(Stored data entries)
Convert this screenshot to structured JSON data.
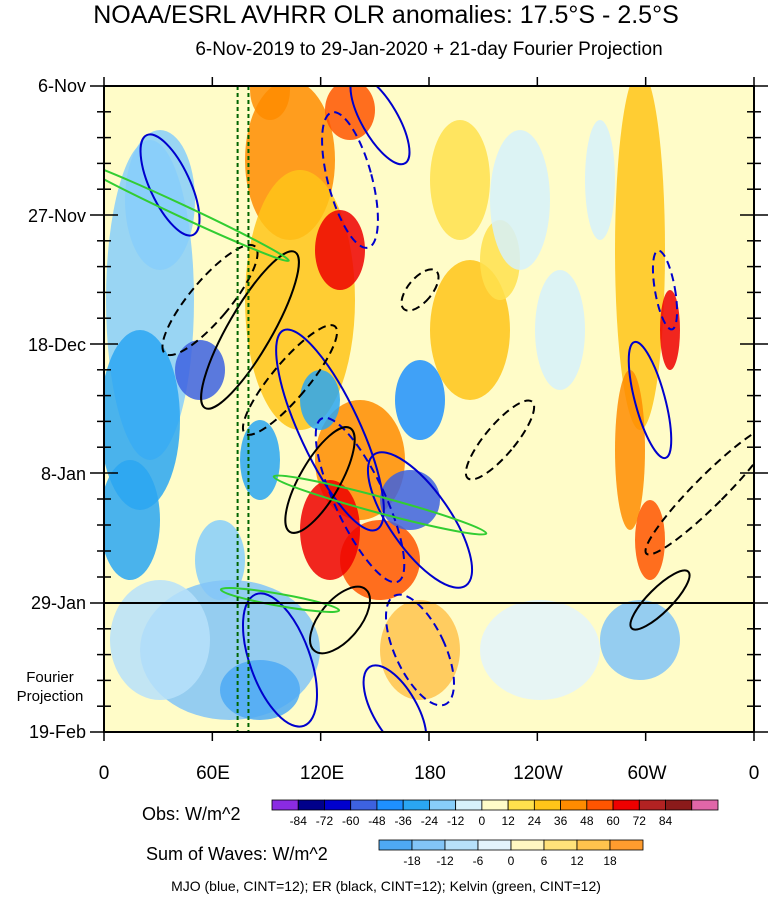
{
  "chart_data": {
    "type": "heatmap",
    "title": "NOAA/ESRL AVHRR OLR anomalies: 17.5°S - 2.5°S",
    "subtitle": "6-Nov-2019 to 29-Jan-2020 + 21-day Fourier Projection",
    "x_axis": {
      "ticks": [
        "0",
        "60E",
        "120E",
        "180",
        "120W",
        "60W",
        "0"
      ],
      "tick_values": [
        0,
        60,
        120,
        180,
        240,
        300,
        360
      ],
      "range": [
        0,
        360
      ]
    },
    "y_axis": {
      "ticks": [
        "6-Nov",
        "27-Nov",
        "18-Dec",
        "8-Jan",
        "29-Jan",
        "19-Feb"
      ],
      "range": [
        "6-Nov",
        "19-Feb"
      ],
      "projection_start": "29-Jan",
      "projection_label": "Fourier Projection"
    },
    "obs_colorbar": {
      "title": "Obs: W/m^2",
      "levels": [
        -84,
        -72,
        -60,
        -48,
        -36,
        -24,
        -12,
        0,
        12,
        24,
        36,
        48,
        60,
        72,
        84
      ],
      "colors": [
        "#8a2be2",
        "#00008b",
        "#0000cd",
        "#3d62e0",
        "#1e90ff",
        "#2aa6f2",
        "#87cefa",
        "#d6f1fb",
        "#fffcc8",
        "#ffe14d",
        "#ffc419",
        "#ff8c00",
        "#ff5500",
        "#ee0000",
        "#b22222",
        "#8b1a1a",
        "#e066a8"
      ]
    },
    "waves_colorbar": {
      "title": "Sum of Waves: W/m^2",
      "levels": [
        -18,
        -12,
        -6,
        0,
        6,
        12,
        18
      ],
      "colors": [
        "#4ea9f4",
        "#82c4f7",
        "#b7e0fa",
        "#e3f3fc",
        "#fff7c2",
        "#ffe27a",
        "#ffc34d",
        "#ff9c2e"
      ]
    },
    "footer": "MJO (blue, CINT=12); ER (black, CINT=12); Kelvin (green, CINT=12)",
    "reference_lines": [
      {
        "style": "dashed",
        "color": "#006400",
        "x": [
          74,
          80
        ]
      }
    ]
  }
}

# [Problem to work on]
Print the listing above in full, exactly as written. Omit any pictures.

# [The response]
Convert this screenshot to structured JSON data.
{
  "chart_data": {
    "type": "heatmap",
    "title": "NOAA/ESRL AVHRR OLR anomalies: 17.5°S - 2.5°S",
    "subtitle": "6-Nov-2019 to 29-Jan-2020 + 21-day Fourier Projection",
    "x_axis": {
      "ticks": [
        "0",
        "60E",
        "120E",
        "180",
        "120W",
        "60W",
        "0"
      ],
      "tick_values": [
        0,
        60,
        120,
        180,
        240,
        300,
        360
      ],
      "range": [
        0,
        360
      ]
    },
    "y_axis": {
      "ticks": [
        "6-Nov",
        "27-Nov",
        "18-Dec",
        "8-Jan",
        "29-Jan",
        "19-Feb"
      ],
      "range": [
        "6-Nov",
        "19-Feb"
      ],
      "projection_start": "29-Jan",
      "projection_label": "Fourier Projection"
    },
    "obs_colorbar": {
      "title": "Obs: W/m^2",
      "levels": [
        -84,
        -72,
        -60,
        -48,
        -36,
        -24,
        -12,
        0,
        12,
        24,
        36,
        48,
        60,
        72,
        84
      ],
      "colors": [
        "#8a2be2",
        "#00008b",
        "#0000cd",
        "#3d62e0",
        "#1e90ff",
        "#2aa6f2",
        "#87cefa",
        "#d6f1fb",
        "#fffcc8",
        "#ffe14d",
        "#ffc419",
        "#ff8c00",
        "#ff5500",
        "#ee0000",
        "#b22222",
        "#8b1a1a",
        "#e066a8"
      ]
    },
    "waves_colorbar": {
      "title": "Sum of Waves: W/m^2",
      "levels": [
        -18,
        -12,
        -6,
        0,
        6,
        12,
        18
      ],
      "colors": [
        "#4ea9f4",
        "#82c4f7",
        "#b7e0fa",
        "#e3f3fc",
        "#fff7c2",
        "#ffe27a",
        "#ffc34d",
        "#ff9c2e"
      ]
    },
    "footer": "MJO (blue, CINT=12); ER (black, CINT=12); Kelvin (green, CINT=12)",
    "reference_lines": [
      {
        "style": "dashed",
        "color": "#006400",
        "x": [
          74,
          80
        ]
      }
    ]
  }
}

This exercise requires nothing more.